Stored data

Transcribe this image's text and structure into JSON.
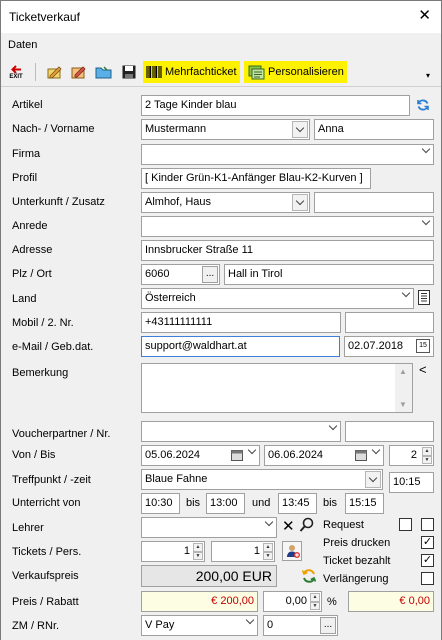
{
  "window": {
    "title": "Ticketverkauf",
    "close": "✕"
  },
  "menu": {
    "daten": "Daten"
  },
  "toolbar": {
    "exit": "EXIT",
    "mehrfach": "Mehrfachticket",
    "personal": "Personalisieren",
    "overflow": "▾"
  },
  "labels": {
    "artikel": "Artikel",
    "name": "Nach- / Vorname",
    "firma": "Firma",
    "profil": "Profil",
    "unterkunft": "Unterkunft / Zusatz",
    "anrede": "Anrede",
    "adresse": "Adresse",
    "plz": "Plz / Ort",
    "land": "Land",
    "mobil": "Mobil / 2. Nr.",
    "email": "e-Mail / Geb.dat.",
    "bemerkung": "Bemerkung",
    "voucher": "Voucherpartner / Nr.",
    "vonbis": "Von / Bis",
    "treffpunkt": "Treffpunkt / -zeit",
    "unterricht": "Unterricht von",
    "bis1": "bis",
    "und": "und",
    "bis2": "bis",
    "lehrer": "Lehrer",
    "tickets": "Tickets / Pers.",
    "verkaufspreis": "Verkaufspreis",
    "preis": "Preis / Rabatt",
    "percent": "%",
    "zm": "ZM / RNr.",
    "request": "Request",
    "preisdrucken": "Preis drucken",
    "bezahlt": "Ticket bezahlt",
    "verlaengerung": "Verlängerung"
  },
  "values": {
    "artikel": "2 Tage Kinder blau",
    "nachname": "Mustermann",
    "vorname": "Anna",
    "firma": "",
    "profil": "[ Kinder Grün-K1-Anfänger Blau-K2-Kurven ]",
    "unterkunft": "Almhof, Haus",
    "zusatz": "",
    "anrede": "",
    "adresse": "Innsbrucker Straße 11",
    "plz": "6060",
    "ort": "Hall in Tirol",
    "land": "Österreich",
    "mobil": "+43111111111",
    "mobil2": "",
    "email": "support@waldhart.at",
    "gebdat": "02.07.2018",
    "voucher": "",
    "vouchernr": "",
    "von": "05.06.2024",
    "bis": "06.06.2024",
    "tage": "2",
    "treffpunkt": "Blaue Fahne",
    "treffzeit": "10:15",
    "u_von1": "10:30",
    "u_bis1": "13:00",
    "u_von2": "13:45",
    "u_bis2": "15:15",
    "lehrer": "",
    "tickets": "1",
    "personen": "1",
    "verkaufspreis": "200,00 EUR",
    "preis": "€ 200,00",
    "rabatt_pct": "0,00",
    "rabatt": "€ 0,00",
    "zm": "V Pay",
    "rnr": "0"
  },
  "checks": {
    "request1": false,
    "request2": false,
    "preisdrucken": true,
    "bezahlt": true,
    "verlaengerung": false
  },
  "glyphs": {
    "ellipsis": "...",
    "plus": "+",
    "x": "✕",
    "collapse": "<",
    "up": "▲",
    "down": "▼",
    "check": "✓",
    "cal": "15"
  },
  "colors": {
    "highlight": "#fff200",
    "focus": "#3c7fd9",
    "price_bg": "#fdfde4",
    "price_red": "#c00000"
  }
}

### PROBLEM TO WORK ON
Take the records above and transcribe them exactly, dropping every picture.

### ANSWER IN FULL
Transcribe this image's text and structure into JSON.
{
  "window": {
    "title": "Ticketverkauf",
    "close": "✕"
  },
  "menu": {
    "daten": "Daten"
  },
  "toolbar": {
    "exit": "EXIT",
    "mehrfach": "Mehrfachticket",
    "personal": "Personalisieren",
    "overflow": "▾"
  },
  "labels": {
    "artikel": "Artikel",
    "name": "Nach- / Vorname",
    "firma": "Firma",
    "profil": "Profil",
    "unterkunft": "Unterkunft / Zusatz",
    "anrede": "Anrede",
    "adresse": "Adresse",
    "plz": "Plz / Ort",
    "land": "Land",
    "mobil": "Mobil / 2. Nr.",
    "email": "e-Mail / Geb.dat.",
    "bemerkung": "Bemerkung",
    "voucher": "Voucherpartner / Nr.",
    "vonbis": "Von / Bis",
    "treffpunkt": "Treffpunkt / -zeit",
    "unterricht": "Unterricht von",
    "bis1": "bis",
    "und": "und",
    "bis2": "bis",
    "lehrer": "Lehrer",
    "tickets": "Tickets / Pers.",
    "verkaufspreis": "Verkaufspreis",
    "preis": "Preis / Rabatt",
    "percent": "%",
    "zm": "ZM / RNr.",
    "request": "Request",
    "preisdrucken": "Preis drucken",
    "bezahlt": "Ticket bezahlt",
    "verlaengerung": "Verlängerung"
  },
  "values": {
    "artikel": "2 Tage Kinder blau",
    "nachname": "Mustermann",
    "vorname": "Anna",
    "firma": "",
    "profil": "[ Kinder Grün-K1-Anfänger Blau-K2-Kurven ]",
    "unterkunft": "Almhof, Haus",
    "zusatz": "",
    "anrede": "",
    "adresse": "Innsbrucker Straße 11",
    "plz": "6060",
    "ort": "Hall in Tirol",
    "land": "Österreich",
    "mobil": "+43111111111",
    "mobil2": "",
    "email": "support@waldhart.at",
    "gebdat": "02.07.2018",
    "voucher": "",
    "vouchernr": "",
    "von": "05.06.2024",
    "bis": "06.06.2024",
    "tage": "2",
    "treffpunkt": "Blaue Fahne",
    "treffzeit": "10:15",
    "u_von1": "10:30",
    "u_bis1": "13:00",
    "u_von2": "13:45",
    "u_bis2": "15:15",
    "lehrer": "",
    "tickets": "1",
    "personen": "1",
    "verkaufspreis": "200,00 EUR",
    "preis": "€ 200,00",
    "rabatt_pct": "0,00",
    "rabatt": "€ 0,00",
    "zm": "V Pay",
    "rnr": "0"
  },
  "checks": {
    "request1": false,
    "request2": false,
    "preisdrucken": true,
    "bezahlt": true,
    "verlaengerung": false
  },
  "glyphs": {
    "ellipsis": "...",
    "plus": "+",
    "x": "✕",
    "collapse": "<",
    "up": "▲",
    "down": "▼",
    "check": "✓",
    "cal": "15"
  },
  "colors": {
    "highlight": "#fff200",
    "focus": "#3c7fd9",
    "price_bg": "#fdfde4",
    "price_red": "#c00000"
  }
}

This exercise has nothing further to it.